In the eulogy below, find every pursuit in which Donna is said to have wanted to win or come out first, and list them.

Reading passage
START

Our Heavenly Father, we pray for your peace and comfort today. I ask that as we remember Donna’s life, we might find comfort in seeing the fullness and joy that she experienced. But I pray too that the pain of loss might be tempered by the hope and promise of the resurrection. Grant this family your help and comfort today, we pray in Jesus’ name. Amen.
 Donna Traser was someone who didn’t know how to sit still very well. She and John believed that they should work hard each and every day. During their working years, they would be up and going by 5 AM and often wouldn’t quit until midnight. They both worked multiple jobs and always had multiple “irons in the fire.” They believed that you should work hard for the things you wanted—a drive they passed on to their children.
 Even after John and Donna retired, they didn’t sit still. True, they’d have cocktails and play cards in the garage, but they’d also go for a drive, line dance, or play golf. I would often see them out at the golf course playing together. One particular memory I had was the day Donna got a hole-in-one! They stopped to tell me about it. As I remember the story, she hit the ball and they couldn’t find it for quite some time. They ended up finding it in the bottom of the cup—on the wrong green! Nevertheless, I’m told they saved and displayed that ball in their home.
 Donna was immensely competitive. If she was going to do something, she wanted to be the best at it. Fortunately, John didn’t have that same kind of competitive edge, so it rarely became an issue. She wanted to win at cards, she wanted to catch the first/biggest/most fish, find the first or most mushrooms, or finish the puzzles in the Peoria Journal first. She figured if something was worth doing, it was worth winning!
 She and John loved taking vacations with the kids when they were younger. They would often camp in a travel trailer, and many memories were formed on those trips. When they retired, she and John loved their time in Florida. They always kept busy and had a group of friends there. They were determined to keep going, even when they really shouldn’t have been driving. Thankfully, Shane drove them, making sure they were still able to go…but safely.
 Donna was a great cook. She grew up in a farm family, so she would always cook full meals. The things she made weren’t always healthy, but they were delicious! Most every night of the week, she’d have a full spread for dinner, including dessert!

END

Dataset extract
START

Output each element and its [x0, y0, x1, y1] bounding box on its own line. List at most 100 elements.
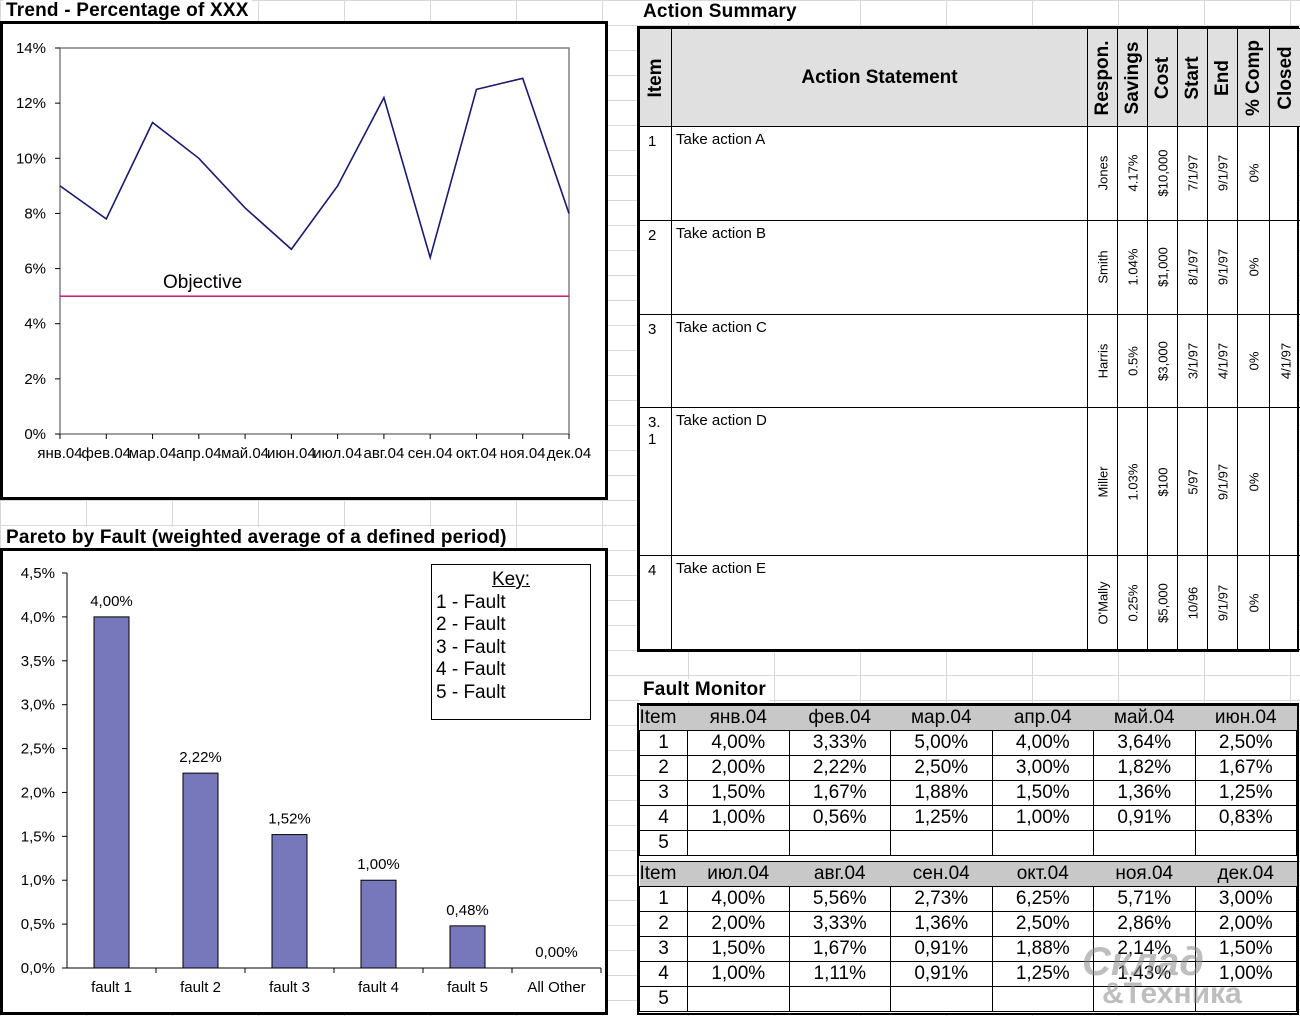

END

Task solution
- Cards (she wanted to win)
- Fishing (she wanted to catch the first, biggest, or most fish)
- Mushroom hunting (she wanted to find the first or most mushrooms)
- The puzzles in the Peoria Journal (she wanted to finish them first)